DATA SECTION:
◇ ◇ ◇

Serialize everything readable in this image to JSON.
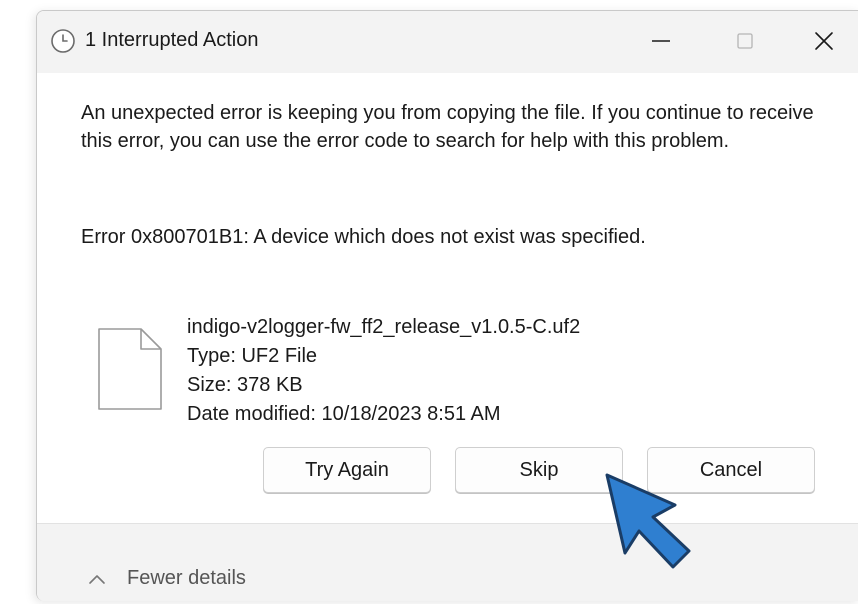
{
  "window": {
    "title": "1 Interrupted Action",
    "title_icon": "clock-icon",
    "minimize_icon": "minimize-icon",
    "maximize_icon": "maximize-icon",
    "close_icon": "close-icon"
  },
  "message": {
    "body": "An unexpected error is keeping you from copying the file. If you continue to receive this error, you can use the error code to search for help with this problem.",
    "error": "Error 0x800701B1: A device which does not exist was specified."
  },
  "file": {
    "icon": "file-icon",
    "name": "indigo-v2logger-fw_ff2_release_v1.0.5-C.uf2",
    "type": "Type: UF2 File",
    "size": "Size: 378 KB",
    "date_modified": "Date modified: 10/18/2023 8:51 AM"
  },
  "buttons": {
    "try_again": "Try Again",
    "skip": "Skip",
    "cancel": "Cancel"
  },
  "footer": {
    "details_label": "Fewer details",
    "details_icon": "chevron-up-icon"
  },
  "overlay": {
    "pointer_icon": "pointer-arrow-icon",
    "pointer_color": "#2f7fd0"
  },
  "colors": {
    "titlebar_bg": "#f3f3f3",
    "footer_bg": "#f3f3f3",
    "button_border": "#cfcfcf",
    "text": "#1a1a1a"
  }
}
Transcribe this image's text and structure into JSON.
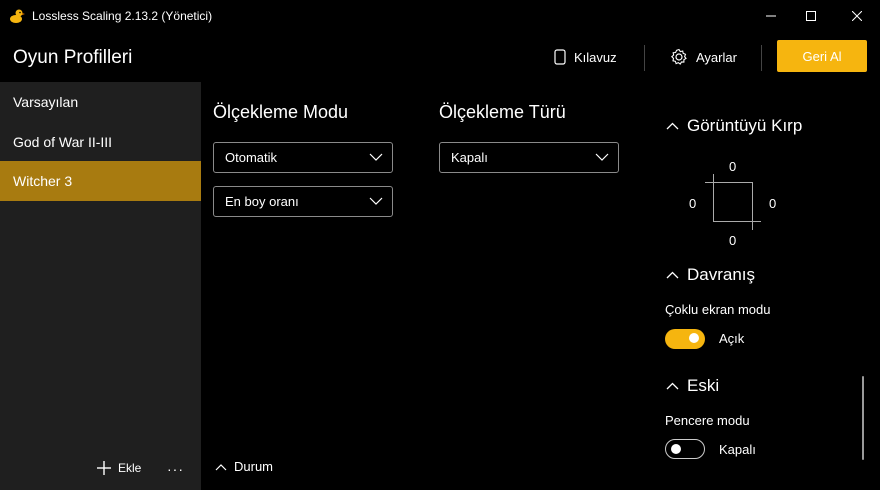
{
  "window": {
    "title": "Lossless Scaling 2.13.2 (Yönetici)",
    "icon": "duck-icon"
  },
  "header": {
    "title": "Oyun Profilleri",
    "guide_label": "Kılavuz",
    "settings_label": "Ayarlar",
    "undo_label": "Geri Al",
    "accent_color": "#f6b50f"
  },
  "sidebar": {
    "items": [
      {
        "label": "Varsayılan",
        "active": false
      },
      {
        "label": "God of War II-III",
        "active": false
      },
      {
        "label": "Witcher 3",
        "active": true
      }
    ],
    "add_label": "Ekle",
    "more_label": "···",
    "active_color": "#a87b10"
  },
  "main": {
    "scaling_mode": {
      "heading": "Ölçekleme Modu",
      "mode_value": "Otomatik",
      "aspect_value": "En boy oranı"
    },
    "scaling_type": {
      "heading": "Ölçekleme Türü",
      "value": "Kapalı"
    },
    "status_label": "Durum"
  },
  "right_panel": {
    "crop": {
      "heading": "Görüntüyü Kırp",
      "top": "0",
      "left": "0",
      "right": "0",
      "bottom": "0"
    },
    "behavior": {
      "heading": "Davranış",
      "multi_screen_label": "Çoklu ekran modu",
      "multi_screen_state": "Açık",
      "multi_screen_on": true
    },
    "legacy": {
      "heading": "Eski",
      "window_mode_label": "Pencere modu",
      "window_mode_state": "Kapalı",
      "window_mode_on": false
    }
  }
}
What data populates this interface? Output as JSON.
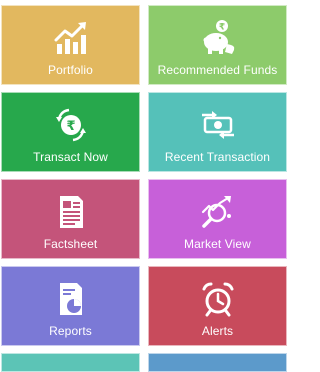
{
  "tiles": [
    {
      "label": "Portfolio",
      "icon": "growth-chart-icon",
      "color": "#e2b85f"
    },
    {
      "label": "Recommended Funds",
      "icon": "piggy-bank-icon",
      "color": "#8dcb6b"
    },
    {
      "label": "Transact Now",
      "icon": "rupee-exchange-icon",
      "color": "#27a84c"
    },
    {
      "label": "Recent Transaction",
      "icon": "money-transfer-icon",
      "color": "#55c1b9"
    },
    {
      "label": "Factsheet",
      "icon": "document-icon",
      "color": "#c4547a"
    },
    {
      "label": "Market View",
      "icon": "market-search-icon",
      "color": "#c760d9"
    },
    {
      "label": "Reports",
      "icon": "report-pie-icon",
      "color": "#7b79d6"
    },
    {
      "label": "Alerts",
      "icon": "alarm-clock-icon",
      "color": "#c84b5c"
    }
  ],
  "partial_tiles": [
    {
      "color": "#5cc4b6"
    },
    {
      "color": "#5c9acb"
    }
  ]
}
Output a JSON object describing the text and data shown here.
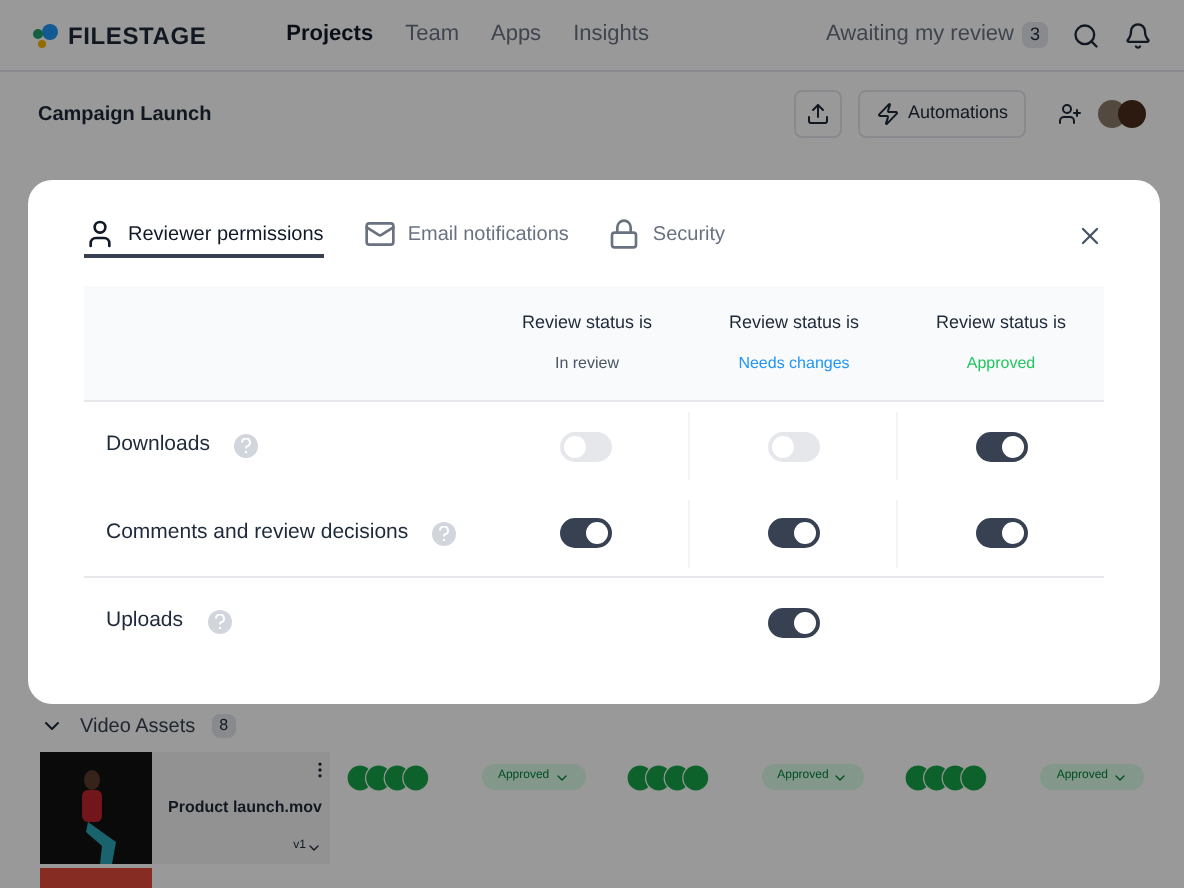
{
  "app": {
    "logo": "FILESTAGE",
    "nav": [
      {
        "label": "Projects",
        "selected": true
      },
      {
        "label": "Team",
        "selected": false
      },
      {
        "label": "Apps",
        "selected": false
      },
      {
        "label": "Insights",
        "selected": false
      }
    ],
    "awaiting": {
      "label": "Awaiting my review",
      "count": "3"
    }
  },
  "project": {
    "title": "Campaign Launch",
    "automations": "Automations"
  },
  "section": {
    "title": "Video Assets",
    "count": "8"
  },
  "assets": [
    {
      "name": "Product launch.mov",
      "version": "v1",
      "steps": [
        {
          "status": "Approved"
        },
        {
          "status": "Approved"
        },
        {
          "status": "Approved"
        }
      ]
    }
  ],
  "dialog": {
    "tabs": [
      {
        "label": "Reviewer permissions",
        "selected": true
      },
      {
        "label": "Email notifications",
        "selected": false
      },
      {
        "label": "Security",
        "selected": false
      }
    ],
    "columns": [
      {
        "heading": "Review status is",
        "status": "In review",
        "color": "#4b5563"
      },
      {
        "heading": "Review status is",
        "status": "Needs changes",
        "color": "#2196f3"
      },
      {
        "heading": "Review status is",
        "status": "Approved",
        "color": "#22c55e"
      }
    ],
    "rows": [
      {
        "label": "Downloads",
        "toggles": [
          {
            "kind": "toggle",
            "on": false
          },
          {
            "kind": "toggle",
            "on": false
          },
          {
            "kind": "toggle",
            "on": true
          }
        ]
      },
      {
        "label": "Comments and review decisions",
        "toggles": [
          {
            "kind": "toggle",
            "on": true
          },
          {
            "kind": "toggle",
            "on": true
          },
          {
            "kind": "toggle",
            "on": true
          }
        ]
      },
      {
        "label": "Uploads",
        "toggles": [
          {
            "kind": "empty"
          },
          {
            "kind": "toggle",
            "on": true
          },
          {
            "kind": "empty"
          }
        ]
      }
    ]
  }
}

◇ ◇ ◇

EXERCISE: Determine how many lines in the listing above hold the string "name", then write only the number.

ANSWER BELOW: 2